→ **WHAT IS BEING ASKED**:
Set down, exactly as written, the lines from the line holding "Give me the" to the end of the data, inclusive, skipping any pictures.

-----

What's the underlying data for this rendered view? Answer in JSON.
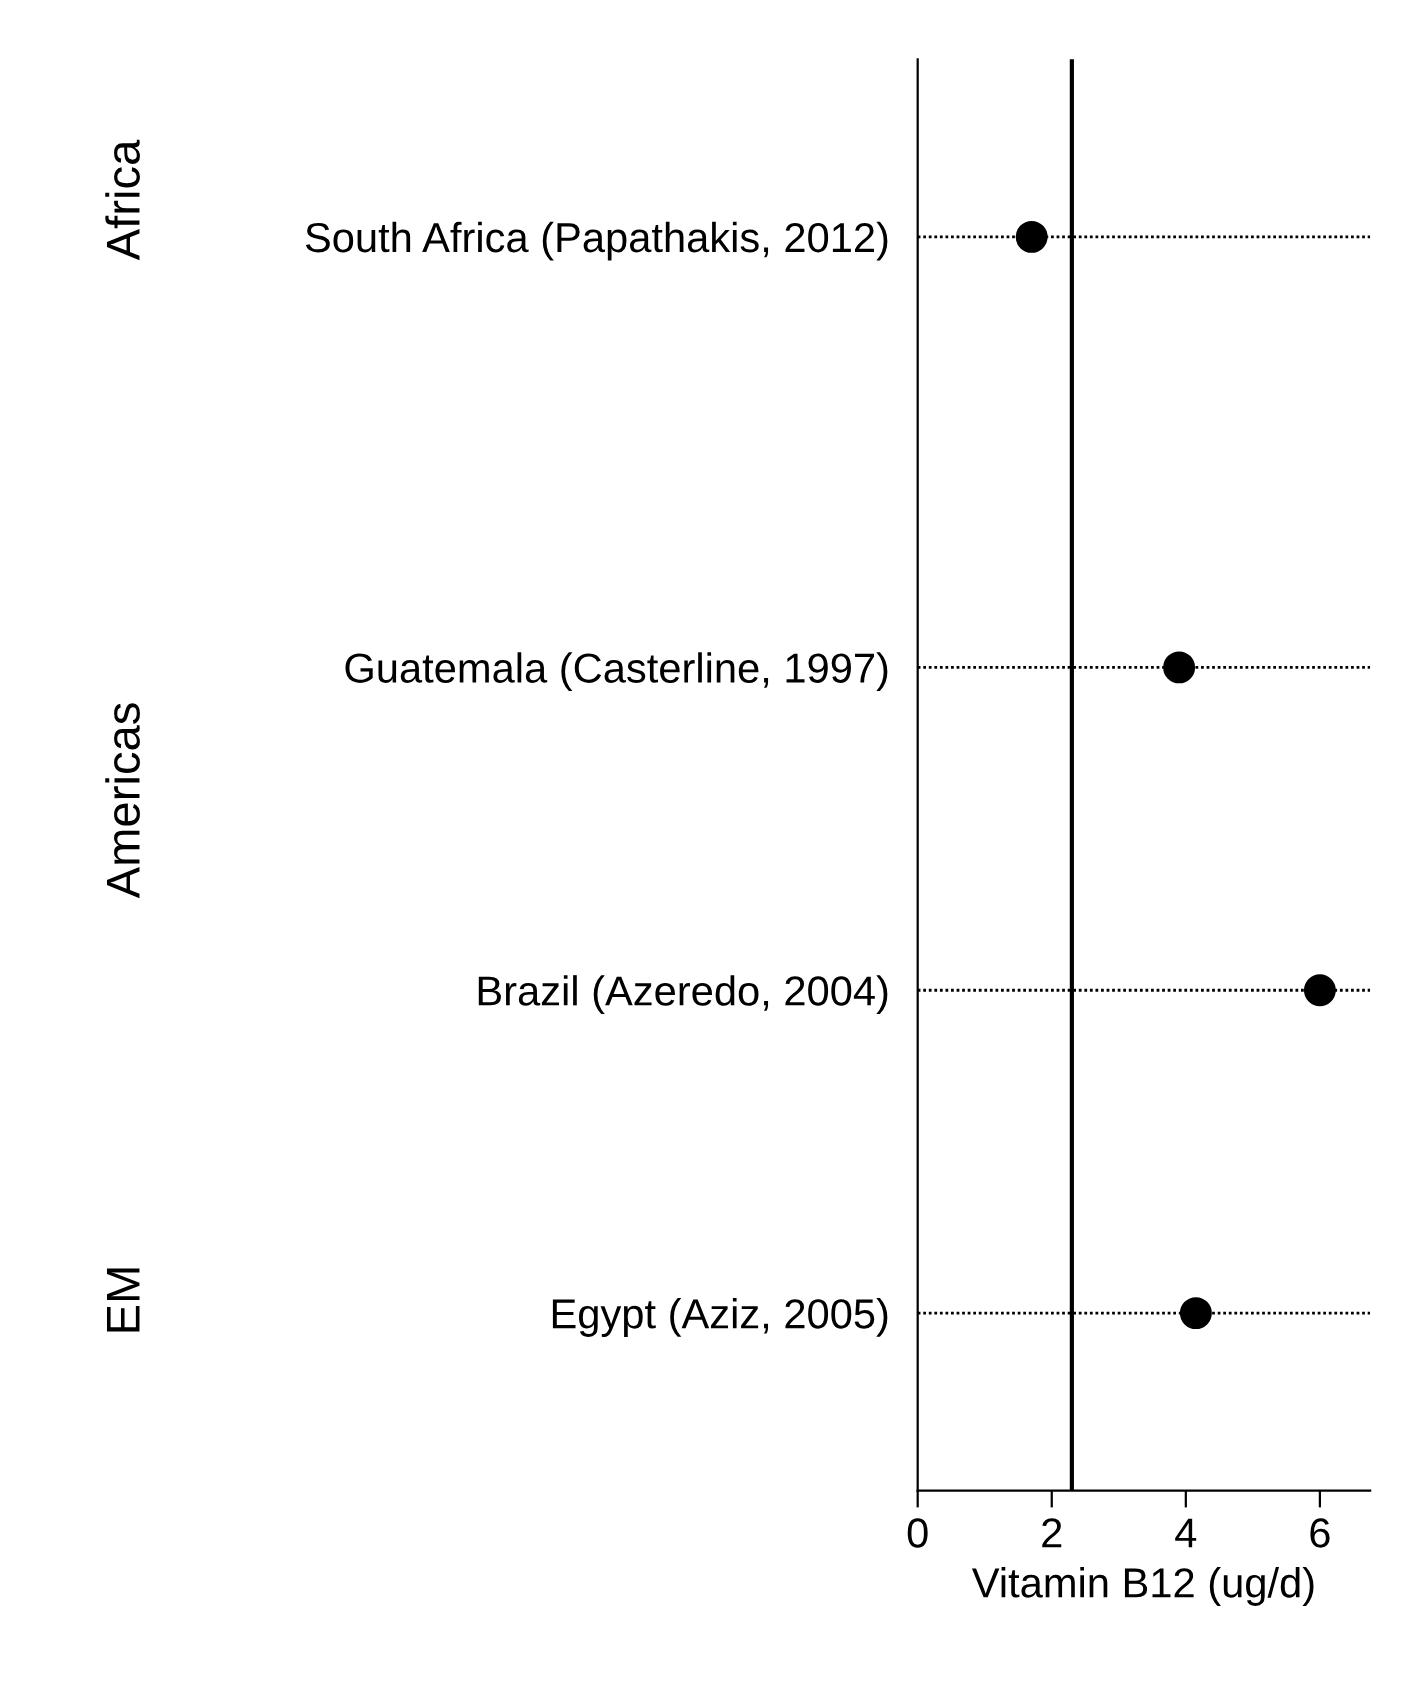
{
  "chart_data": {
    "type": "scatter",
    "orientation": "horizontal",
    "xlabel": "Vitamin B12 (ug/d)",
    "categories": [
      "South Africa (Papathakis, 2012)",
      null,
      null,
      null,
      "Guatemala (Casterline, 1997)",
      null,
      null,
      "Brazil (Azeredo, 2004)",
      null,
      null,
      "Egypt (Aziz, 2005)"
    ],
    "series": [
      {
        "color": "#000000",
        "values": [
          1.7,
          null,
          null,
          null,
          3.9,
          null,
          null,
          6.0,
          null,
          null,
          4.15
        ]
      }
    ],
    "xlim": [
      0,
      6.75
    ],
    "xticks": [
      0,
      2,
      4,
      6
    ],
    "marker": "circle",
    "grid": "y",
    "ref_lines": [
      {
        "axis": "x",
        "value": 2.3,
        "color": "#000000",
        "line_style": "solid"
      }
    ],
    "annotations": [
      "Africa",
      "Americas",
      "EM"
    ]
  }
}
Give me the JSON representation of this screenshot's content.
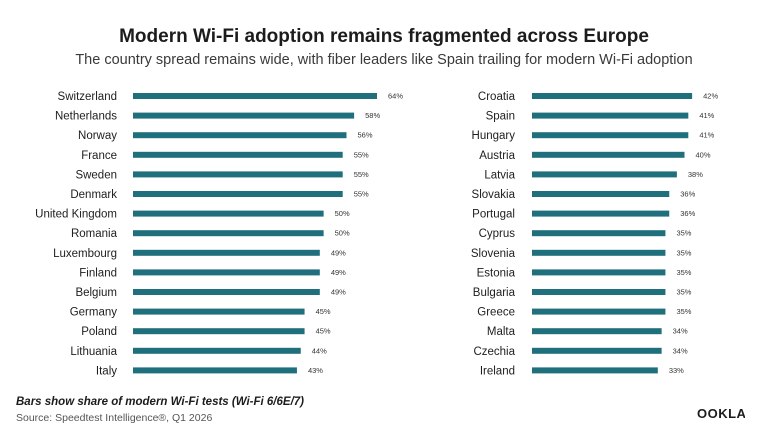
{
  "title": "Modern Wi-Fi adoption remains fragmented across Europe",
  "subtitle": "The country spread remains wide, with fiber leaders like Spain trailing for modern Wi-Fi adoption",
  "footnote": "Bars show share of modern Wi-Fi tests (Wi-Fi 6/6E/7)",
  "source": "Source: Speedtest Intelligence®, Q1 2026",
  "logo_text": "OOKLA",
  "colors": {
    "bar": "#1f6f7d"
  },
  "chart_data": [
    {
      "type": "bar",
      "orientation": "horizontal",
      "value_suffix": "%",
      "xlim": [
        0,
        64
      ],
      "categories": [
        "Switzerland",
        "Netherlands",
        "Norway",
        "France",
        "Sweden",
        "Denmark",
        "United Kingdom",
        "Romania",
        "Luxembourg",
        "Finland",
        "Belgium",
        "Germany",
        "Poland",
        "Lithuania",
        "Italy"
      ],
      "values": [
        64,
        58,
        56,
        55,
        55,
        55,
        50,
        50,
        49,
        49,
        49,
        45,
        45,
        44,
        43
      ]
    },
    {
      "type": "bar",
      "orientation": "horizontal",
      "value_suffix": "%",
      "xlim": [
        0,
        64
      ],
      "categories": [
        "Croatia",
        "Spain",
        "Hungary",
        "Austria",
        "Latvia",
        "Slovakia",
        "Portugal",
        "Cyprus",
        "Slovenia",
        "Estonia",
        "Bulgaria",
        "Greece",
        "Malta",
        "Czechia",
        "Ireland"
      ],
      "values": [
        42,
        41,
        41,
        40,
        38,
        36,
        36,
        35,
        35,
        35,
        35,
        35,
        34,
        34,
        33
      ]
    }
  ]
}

-----

→ **REPLY TO THE TASK**:
Give me the JSON representation of this screenshot's content.
{
  "title": "Modern Wi-Fi adoption remains fragmented across Europe",
  "subtitle": "The country spread remains wide, with fiber leaders like Spain trailing for modern Wi-Fi adoption",
  "footnote": "Bars show share of modern Wi-Fi tests (Wi-Fi 6/6E/7)",
  "source": "Source: Speedtest Intelligence®, Q1 2026",
  "logo_text": "OOKLA",
  "colors": {
    "bar": "#1f6f7d"
  },
  "chart_data": [
    {
      "type": "bar",
      "orientation": "horizontal",
      "value_suffix": "%",
      "xlim": [
        0,
        64
      ],
      "categories": [
        "Switzerland",
        "Netherlands",
        "Norway",
        "France",
        "Sweden",
        "Denmark",
        "United Kingdom",
        "Romania",
        "Luxembourg",
        "Finland",
        "Belgium",
        "Germany",
        "Poland",
        "Lithuania",
        "Italy"
      ],
      "values": [
        64,
        58,
        56,
        55,
        55,
        55,
        50,
        50,
        49,
        49,
        49,
        45,
        45,
        44,
        43
      ]
    },
    {
      "type": "bar",
      "orientation": "horizontal",
      "value_suffix": "%",
      "xlim": [
        0,
        64
      ],
      "categories": [
        "Croatia",
        "Spain",
        "Hungary",
        "Austria",
        "Latvia",
        "Slovakia",
        "Portugal",
        "Cyprus",
        "Slovenia",
        "Estonia",
        "Bulgaria",
        "Greece",
        "Malta",
        "Czechia",
        "Ireland"
      ],
      "values": [
        42,
        41,
        41,
        40,
        38,
        36,
        36,
        35,
        35,
        35,
        35,
        35,
        34,
        34,
        33
      ]
    }
  ]
}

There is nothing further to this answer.